**TASK MATERIAL**
▬▬▬▬▬▬▬▬▬▬

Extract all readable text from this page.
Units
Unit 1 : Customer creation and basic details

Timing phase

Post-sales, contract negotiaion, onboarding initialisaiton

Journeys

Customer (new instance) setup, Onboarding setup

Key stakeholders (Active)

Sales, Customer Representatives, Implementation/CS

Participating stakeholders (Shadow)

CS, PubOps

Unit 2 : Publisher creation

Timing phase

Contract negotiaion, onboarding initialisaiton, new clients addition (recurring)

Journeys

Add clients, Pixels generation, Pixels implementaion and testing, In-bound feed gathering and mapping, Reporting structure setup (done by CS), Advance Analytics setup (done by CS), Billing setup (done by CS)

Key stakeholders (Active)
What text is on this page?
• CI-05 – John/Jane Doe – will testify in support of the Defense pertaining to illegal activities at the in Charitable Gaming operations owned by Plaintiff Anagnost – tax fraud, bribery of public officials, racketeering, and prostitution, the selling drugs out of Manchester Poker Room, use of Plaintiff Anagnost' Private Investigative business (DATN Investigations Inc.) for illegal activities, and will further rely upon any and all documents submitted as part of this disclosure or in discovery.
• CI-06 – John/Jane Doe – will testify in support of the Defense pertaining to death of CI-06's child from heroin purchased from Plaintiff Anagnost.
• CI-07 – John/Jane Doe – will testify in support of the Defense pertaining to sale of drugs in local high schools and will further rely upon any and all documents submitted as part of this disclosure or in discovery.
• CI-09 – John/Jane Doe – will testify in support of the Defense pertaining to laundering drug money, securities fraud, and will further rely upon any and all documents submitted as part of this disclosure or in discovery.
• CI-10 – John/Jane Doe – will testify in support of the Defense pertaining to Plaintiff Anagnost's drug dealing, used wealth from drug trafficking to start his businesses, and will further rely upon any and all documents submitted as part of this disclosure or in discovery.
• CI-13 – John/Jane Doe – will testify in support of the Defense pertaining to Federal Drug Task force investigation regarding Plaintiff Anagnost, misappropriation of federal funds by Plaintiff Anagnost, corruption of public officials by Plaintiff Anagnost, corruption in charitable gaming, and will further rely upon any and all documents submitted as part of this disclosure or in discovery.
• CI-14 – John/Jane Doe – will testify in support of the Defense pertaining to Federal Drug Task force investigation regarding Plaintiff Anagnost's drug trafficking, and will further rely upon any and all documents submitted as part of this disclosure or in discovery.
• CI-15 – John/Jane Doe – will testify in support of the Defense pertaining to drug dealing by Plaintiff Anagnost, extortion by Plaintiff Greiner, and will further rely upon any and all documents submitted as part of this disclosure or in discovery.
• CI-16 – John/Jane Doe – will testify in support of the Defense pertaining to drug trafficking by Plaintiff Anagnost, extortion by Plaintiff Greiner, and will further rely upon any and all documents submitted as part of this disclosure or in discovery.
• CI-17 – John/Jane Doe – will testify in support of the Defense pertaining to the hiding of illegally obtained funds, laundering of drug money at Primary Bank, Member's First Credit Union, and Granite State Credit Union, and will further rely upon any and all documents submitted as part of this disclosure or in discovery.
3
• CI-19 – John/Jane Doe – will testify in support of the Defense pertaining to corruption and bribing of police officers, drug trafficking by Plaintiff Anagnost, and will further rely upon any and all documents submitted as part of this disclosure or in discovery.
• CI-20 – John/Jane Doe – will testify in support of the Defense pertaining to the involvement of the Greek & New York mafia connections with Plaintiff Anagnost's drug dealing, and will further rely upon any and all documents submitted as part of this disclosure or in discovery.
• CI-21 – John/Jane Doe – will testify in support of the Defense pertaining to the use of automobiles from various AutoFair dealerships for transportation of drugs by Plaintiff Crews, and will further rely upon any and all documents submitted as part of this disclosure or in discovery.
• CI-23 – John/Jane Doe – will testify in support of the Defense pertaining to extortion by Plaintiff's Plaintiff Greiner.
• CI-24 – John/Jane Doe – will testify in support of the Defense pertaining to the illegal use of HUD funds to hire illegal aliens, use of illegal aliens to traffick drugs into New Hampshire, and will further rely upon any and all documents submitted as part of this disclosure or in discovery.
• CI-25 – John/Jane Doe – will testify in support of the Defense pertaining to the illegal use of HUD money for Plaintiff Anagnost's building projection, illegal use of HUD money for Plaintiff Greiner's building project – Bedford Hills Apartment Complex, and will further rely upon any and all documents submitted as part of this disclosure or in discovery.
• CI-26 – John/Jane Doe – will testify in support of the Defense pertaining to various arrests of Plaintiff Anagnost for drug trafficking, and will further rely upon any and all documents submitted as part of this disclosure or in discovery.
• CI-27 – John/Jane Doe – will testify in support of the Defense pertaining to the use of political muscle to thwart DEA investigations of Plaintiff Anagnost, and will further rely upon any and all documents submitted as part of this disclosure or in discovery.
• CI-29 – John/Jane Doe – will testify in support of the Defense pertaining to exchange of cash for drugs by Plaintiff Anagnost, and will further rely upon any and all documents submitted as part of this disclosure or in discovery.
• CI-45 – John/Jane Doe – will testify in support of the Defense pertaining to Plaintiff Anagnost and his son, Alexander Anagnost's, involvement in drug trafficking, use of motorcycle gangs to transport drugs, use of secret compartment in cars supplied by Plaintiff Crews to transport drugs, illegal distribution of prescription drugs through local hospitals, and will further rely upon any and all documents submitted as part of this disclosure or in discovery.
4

▬▬▬▬▬▬▬▬▬▬

**WRITTEN EXERCISE**
The records above must be repeated exactly, every one of them.

**RESULT FOR THIS TASK**
Extract all readable text from this page.
Units
Unit 1 : Customer creation and basic details

Timing phase

Post-sales, contract negotiaion, onboarding initialisaiton

Journeys

Customer (new instance) setup, Onboarding setup

Key stakeholders (Active)

Sales, Customer Representatives, Implementation/CS

Participating stakeholders (Shadow)

CS, PubOps

Unit 2 : Publisher creation

Timing phase

Contract negotiaion, onboarding initialisaiton, new clients addition (recurring)

Journeys

Add clients, Pixels generation, Pixels implementaion and testing, In-bound feed gathering and mapping, Reporting structure setup (done by CS), Advance Analytics setup (done by CS), Billing setup (done by CS)

Key stakeholders (Active)
What text is on this page?
• CI-05 – John/Jane Doe – will testify in support of the Defense pertaining to illegal activities at the in Charitable Gaming operations owned by Plaintiff Anagnost – tax fraud, bribery of public officials, racketeering, and prostitution, the selling drugs out of Manchester Poker Room, use of Plaintiff Anagnost' Private Investigative business (DATN Investigations Inc.) for illegal activities, and will further rely upon any and all documents submitted as part of this disclosure or in discovery.
• CI-06 – John/Jane Doe – will testify in support of the Defense pertaining to death of CI-06's child from heroin purchased from Plaintiff Anagnost.
• CI-07 – John/Jane Doe – will testify in support of the Defense pertaining to sale of drugs in local high schools and will further rely upon any and all documents submitted as part of this disclosure or in discovery.
• CI-09 – John/Jane Doe – will testify in support of the Defense pertaining to laundering drug money, securities fraud, and will further rely upon any and all documents submitted as part of this disclosure or in discovery.
• CI-10 – John/Jane Doe – will testify in support of the Defense pertaining to Plaintiff Anagnost's drug dealing, used wealth from drug trafficking to start his businesses, and will further rely upon any and all documents submitted as part of this disclosure or in discovery.
• CI-13 – John/Jane Doe – will testify in support of the Defense pertaining to Federal Drug Task force investigation regarding Plaintiff Anagnost, misappropriation of federal funds by Plaintiff Anagnost, corruption of public officials by Plaintiff Anagnost, corruption in charitable gaming, and will further rely upon any and all documents submitted as part of this disclosure or in discovery.
• CI-14 – John/Jane Doe – will testify in support of the Defense pertaining to Federal Drug Task force investigation regarding Plaintiff Anagnost's drug trafficking, and will further rely upon any and all documents submitted as part of this disclosure or in discovery.
• CI-15 – John/Jane Doe – will testify in support of the Defense pertaining to drug dealing by Plaintiff Anagnost, extortion by Plaintiff Greiner, and will further rely upon any and all documents submitted as part of this disclosure or in discovery.
• CI-16 – John/Jane Doe – will testify in support of the Defense pertaining to drug trafficking by Plaintiff Anagnost, extortion by Plaintiff Greiner, and will further rely upon any and all documents submitted as part of this disclosure or in discovery.
• CI-17 – John/Jane Doe – will testify in support of the Defense pertaining to the hiding of illegally obtained funds, laundering of drug money at Primary Bank, Member's First Credit Union, and Granite State Credit Union, and will further rely upon any and all documents submitted as part of this disclosure or in discovery.
3
• CI-19 – John/Jane Doe – will testify in support of the Defense pertaining to corruption and bribing of police officers, drug trafficking by Plaintiff Anagnost, and will further rely upon any and all documents submitted as part of this disclosure or in discovery.
• CI-20 – John/Jane Doe – will testify in support of the Defense pertaining to the involvement of the Greek & New York mafia connections with Plaintiff Anagnost's drug dealing, and will further rely upon any and all documents submitted as part of this disclosure or in discovery.
• CI-21 – John/Jane Doe – will testify in support of the Defense pertaining to the use of automobiles from various AutoFair dealerships for transportation of drugs by Plaintiff Crews, and will further rely upon any and all documents submitted as part of this disclosure or in discovery.
• CI-23 – John/Jane Doe – will testify in support of the Defense pertaining to extortion by Plaintiff's Plaintiff Greiner.
• CI-24 – John/Jane Doe – will testify in support of the Defense pertaining to the illegal use of HUD funds to hire illegal aliens, use of illegal aliens to traffick drugs into New Hampshire, and will further rely upon any and all documents submitted as part of this disclosure or in discovery.
• CI-25 – John/Jane Doe – will testify in support of the Defense pertaining to the illegal use of HUD money for Plaintiff Anagnost's building projection, illegal use of HUD money for Plaintiff Greiner's building project – Bedford Hills Apartment Complex, and will further rely upon any and all documents submitted as part of this disclosure or in discovery.
• CI-26 – John/Jane Doe – will testify in support of the Defense pertaining to various arrests of Plaintiff Anagnost for drug trafficking, and will further rely upon any and all documents submitted as part of this disclosure or in discovery.
• CI-27 – John/Jane Doe – will testify in support of the Defense pertaining to the use of political muscle to thwart DEA investigations of Plaintiff Anagnost, and will further rely upon any and all documents submitted as part of this disclosure or in discovery.
• CI-29 – John/Jane Doe – will testify in support of the Defense pertaining to exchange of cash for drugs by Plaintiff Anagnost, and will further rely upon any and all documents submitted as part of this disclosure or in discovery.
• CI-45 – John/Jane Doe – will testify in support of the Defense pertaining to Plaintiff Anagnost and his son, Alexander Anagnost's, involvement in drug trafficking, use of motorcycle gangs to transport drugs, use of secret compartment in cars supplied by Plaintiff Crews to transport drugs, illegal distribution of prescription drugs through local hospitals, and will further rely upon any and all documents submitted as part of this disclosure or in discovery.
4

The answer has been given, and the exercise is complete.